RECORDS FOR THIS TASK:
■ ■ ■ ■ ■

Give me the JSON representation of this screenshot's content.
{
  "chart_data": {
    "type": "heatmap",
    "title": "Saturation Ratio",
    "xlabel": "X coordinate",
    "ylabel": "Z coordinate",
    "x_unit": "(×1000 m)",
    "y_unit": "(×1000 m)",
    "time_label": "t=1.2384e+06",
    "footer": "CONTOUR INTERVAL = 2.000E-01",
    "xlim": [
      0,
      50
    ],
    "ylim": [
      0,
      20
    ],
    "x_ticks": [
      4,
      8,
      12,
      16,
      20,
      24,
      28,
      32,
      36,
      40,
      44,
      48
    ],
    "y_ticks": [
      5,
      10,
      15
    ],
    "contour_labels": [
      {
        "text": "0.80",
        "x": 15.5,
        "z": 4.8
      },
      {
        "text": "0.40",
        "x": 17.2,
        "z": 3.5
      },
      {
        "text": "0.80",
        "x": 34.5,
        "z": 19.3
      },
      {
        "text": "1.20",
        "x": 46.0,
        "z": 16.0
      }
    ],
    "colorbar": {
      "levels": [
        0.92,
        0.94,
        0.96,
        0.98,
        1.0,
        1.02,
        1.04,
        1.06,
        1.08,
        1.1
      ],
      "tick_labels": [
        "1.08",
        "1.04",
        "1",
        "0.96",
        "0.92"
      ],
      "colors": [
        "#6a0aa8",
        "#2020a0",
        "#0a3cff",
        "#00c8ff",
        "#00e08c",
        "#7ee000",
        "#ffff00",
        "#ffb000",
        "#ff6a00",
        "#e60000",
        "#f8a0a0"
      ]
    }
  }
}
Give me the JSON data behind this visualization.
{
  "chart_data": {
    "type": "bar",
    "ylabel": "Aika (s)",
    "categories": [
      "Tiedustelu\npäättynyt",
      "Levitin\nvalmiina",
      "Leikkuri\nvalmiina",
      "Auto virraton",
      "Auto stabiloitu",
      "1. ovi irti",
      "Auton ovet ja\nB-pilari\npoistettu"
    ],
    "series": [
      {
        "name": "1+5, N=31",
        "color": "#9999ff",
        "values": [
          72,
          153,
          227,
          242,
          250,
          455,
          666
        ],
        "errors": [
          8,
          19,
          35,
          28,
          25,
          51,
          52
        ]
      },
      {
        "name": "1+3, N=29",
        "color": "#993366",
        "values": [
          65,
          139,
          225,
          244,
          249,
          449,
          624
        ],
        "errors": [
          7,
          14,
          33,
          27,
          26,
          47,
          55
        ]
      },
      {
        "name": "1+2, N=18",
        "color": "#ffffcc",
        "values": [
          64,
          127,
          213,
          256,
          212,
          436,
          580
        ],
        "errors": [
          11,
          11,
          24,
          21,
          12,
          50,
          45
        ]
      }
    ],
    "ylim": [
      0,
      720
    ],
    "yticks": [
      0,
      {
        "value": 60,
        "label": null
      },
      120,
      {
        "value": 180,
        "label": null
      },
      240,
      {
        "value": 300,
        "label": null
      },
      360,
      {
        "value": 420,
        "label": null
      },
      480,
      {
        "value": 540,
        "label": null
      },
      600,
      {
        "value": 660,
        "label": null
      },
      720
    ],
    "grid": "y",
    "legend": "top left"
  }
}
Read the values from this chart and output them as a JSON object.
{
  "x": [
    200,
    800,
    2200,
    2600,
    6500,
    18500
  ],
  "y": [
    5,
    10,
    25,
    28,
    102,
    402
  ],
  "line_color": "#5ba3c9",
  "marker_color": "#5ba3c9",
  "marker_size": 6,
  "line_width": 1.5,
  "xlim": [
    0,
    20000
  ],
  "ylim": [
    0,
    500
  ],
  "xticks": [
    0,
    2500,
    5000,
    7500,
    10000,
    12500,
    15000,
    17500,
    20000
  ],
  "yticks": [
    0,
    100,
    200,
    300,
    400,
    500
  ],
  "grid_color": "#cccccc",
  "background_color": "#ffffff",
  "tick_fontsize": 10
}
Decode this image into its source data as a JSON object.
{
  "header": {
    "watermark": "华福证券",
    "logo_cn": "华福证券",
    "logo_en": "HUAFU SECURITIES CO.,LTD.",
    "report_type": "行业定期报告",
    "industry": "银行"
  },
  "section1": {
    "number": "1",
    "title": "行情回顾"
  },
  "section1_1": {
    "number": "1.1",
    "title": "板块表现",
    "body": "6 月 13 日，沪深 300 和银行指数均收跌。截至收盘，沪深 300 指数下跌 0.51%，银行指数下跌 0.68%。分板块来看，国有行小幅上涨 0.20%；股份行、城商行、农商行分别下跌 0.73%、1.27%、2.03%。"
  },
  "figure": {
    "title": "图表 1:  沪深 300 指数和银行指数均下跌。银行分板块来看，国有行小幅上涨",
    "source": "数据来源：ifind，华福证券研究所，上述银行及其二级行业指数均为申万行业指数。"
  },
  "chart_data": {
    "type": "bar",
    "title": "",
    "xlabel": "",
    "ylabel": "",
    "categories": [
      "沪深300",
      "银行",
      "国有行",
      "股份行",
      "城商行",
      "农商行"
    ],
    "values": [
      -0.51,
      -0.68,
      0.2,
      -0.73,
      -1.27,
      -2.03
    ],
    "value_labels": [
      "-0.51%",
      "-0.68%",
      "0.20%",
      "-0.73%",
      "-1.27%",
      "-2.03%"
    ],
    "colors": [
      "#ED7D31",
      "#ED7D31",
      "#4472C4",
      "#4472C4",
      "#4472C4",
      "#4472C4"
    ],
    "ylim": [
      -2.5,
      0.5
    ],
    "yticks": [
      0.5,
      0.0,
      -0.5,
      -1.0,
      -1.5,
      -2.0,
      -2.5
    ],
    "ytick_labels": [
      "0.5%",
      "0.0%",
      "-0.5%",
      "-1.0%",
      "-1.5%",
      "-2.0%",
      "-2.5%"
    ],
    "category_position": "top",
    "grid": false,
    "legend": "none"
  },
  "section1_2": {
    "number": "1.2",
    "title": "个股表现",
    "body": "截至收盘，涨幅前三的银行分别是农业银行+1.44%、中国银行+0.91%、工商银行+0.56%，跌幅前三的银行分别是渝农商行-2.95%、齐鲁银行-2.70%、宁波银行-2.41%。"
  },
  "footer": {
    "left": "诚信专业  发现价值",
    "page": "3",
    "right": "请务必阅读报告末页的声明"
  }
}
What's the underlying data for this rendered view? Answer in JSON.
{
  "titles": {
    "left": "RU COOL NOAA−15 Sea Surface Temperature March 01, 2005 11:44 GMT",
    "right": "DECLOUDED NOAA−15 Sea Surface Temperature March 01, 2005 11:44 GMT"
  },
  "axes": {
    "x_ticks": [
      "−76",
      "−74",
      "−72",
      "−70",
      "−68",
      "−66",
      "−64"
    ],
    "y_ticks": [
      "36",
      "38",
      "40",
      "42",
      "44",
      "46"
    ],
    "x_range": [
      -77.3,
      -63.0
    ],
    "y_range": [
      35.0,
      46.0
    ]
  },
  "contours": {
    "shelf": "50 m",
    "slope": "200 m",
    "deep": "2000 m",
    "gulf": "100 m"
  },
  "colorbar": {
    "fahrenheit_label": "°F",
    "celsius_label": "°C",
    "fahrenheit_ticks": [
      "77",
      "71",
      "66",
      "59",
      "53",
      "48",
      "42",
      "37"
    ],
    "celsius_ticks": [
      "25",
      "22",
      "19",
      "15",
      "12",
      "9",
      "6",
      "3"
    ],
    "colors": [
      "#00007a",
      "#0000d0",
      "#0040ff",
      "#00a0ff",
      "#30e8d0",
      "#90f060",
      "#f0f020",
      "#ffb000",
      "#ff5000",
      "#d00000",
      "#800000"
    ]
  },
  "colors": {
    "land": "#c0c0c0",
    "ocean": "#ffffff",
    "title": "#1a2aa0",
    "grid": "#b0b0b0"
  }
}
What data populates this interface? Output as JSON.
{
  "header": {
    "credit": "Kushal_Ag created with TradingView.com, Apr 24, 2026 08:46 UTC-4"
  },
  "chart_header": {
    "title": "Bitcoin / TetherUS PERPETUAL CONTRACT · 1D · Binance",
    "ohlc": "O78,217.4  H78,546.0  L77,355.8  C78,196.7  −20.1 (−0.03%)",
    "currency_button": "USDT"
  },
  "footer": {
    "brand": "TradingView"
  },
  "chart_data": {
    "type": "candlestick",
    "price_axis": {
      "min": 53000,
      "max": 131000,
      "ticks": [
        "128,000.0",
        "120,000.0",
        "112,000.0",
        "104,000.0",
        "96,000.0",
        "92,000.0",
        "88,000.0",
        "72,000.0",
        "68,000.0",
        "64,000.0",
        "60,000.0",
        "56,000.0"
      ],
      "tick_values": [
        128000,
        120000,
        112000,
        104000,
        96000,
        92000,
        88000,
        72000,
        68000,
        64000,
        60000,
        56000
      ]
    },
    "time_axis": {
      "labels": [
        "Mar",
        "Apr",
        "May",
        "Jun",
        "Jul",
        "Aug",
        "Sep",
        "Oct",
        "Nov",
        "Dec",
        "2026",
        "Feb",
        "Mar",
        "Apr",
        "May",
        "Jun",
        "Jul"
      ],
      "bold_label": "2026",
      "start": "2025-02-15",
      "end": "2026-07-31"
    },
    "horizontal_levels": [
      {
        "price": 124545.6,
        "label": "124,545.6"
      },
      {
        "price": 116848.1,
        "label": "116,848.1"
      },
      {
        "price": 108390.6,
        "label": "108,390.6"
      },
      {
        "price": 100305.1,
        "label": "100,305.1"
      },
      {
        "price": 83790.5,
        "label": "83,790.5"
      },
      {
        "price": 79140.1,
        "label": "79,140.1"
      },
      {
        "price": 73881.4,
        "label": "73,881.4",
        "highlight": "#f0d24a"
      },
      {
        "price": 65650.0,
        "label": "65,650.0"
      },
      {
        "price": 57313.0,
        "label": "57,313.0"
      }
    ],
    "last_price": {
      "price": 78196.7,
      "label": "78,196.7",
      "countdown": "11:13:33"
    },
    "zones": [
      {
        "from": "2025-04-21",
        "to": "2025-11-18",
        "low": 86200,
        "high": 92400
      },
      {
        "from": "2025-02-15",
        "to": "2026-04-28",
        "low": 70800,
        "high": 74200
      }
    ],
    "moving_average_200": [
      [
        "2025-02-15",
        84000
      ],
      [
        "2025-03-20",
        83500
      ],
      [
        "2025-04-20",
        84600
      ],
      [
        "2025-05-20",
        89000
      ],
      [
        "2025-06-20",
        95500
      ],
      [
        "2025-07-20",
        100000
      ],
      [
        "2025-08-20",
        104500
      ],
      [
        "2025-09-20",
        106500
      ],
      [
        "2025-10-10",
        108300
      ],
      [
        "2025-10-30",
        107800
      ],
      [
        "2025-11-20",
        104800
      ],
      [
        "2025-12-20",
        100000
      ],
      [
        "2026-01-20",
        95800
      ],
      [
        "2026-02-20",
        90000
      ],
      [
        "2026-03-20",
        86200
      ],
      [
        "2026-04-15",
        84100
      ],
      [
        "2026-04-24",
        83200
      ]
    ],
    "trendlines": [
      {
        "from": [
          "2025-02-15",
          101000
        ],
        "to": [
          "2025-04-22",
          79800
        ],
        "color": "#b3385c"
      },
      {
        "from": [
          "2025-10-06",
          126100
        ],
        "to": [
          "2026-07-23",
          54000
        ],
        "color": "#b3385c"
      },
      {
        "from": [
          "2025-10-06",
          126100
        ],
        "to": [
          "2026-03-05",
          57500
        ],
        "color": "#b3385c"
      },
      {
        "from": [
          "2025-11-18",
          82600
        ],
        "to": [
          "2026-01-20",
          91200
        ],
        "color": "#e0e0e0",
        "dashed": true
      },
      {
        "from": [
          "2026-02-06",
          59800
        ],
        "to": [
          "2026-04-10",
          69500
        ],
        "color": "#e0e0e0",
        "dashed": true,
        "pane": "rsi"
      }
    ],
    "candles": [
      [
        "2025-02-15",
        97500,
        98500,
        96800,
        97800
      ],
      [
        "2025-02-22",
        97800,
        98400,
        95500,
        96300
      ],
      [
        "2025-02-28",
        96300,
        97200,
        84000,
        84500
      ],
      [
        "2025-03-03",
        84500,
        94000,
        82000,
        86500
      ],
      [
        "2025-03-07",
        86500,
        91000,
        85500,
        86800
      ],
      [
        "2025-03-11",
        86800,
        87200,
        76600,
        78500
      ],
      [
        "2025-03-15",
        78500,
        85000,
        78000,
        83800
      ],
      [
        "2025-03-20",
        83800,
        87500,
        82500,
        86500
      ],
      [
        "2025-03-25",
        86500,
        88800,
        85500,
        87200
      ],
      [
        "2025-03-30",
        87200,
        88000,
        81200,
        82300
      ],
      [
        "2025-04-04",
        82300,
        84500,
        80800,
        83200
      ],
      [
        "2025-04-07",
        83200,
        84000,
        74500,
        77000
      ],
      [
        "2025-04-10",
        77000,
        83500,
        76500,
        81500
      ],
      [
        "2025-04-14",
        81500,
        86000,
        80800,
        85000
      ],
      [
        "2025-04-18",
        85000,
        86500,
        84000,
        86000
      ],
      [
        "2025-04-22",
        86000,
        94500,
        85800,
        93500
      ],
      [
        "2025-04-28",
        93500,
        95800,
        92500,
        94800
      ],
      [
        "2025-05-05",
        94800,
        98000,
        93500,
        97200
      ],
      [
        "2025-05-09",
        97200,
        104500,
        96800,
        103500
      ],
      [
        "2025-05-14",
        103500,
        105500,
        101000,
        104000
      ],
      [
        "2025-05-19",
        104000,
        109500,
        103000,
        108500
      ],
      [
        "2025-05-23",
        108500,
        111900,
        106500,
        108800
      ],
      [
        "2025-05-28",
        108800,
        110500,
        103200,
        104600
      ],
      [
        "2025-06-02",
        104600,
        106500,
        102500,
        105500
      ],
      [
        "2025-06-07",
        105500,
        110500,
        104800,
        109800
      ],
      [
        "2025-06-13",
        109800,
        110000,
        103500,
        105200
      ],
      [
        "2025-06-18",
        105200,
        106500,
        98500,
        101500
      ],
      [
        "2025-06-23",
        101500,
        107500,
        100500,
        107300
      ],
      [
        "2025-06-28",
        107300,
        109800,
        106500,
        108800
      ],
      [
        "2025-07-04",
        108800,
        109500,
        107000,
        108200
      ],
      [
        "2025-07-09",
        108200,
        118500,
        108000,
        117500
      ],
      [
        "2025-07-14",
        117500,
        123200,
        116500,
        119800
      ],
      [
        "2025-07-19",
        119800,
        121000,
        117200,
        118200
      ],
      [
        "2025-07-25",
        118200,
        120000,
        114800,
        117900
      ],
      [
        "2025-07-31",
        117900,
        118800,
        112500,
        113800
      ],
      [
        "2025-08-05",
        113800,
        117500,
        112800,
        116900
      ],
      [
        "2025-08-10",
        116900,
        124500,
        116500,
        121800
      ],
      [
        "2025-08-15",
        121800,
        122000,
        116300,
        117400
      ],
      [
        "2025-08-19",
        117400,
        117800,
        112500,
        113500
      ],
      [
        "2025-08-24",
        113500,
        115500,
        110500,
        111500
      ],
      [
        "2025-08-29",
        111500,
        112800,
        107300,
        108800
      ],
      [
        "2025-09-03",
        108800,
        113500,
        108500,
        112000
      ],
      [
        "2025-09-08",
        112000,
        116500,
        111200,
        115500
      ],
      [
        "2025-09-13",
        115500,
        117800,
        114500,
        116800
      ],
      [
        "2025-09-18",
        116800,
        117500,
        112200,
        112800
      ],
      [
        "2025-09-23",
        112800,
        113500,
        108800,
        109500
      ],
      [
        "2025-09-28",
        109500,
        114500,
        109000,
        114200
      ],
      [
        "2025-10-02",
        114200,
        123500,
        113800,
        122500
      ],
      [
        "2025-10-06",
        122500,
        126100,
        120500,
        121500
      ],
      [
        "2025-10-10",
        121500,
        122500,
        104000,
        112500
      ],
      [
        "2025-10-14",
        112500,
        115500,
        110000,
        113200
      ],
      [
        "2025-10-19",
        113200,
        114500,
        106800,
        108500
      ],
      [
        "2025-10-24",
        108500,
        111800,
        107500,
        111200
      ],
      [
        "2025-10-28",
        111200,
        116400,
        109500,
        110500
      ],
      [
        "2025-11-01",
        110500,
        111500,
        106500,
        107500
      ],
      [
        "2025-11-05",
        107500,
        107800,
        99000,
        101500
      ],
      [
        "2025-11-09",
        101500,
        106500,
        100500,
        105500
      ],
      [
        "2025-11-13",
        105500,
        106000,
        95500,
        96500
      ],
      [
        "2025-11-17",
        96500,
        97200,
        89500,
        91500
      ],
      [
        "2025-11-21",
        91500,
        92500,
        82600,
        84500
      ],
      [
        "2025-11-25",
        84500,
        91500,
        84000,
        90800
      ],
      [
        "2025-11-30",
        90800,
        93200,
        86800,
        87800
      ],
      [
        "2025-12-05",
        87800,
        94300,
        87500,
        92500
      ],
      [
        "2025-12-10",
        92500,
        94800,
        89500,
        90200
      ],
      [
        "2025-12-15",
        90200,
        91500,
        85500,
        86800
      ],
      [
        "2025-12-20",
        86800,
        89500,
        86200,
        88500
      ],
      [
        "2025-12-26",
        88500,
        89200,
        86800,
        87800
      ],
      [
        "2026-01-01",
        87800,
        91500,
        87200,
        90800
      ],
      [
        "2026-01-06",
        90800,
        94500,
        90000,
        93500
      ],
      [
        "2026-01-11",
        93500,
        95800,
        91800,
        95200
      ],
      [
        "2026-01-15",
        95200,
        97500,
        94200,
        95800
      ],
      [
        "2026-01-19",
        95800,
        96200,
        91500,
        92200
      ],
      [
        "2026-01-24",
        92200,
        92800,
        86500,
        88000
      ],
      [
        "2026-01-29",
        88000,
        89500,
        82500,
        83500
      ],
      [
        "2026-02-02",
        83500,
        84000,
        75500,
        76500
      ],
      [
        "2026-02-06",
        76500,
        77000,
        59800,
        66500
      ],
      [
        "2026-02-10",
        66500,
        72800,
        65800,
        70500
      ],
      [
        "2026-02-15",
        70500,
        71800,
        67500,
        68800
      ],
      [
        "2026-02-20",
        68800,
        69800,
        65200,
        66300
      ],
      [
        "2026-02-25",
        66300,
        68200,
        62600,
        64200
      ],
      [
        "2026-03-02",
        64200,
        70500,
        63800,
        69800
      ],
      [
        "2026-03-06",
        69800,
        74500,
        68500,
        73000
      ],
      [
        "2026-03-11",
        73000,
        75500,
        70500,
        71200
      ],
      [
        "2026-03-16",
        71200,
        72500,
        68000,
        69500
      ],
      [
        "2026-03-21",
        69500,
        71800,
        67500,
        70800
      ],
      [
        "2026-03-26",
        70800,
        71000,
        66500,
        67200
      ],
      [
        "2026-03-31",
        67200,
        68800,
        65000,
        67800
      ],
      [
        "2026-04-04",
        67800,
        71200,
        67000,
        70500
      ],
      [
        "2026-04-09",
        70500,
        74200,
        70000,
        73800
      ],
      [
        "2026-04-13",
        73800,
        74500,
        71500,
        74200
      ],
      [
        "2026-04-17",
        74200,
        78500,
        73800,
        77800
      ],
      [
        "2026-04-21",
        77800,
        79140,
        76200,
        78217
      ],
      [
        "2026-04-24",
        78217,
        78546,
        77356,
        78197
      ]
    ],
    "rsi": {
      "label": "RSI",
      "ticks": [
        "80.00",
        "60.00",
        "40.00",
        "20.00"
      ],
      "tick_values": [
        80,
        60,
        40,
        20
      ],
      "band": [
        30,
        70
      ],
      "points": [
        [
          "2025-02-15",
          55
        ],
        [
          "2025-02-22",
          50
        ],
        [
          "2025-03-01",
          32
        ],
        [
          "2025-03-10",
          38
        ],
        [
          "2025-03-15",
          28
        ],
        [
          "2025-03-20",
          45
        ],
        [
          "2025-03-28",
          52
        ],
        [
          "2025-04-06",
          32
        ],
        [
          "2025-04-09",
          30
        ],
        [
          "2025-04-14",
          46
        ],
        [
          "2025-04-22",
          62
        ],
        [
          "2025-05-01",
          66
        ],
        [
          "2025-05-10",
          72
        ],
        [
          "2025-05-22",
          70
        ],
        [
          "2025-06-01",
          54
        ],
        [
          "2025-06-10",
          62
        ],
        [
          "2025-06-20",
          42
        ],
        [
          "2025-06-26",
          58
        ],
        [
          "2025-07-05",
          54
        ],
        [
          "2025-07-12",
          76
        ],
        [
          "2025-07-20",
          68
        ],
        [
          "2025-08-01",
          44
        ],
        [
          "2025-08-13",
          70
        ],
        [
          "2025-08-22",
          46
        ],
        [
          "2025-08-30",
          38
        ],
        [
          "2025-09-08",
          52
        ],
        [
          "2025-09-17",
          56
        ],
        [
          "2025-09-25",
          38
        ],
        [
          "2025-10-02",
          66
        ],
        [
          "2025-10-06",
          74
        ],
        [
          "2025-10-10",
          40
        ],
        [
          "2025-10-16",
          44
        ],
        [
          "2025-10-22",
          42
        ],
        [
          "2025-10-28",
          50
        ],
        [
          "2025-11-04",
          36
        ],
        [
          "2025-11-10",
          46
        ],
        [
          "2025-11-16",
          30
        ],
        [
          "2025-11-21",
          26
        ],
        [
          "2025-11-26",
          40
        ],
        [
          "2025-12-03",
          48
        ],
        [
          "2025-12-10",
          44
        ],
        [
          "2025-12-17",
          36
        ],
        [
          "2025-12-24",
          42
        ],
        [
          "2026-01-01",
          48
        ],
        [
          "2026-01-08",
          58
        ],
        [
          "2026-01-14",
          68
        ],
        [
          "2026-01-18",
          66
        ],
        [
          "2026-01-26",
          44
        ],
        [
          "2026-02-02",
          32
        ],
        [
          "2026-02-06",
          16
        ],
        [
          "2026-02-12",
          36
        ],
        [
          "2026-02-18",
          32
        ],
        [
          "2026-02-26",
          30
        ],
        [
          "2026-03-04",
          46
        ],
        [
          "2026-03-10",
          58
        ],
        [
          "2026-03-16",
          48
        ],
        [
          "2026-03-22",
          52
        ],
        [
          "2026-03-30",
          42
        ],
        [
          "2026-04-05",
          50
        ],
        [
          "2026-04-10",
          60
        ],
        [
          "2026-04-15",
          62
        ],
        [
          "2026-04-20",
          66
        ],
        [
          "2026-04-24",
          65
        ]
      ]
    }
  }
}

■ ■ ■ ■ ■

WHAT TO DO: Among the entries above, identify all lines with "right" and copy them.

OUTPUT FOR THIS TASK:
    "right": "请务必阅读报告末页的声明"
    "right": "DECLOUDED NOAA−15 Sea Surface Temperature March 01, 2005 11:44 GMT"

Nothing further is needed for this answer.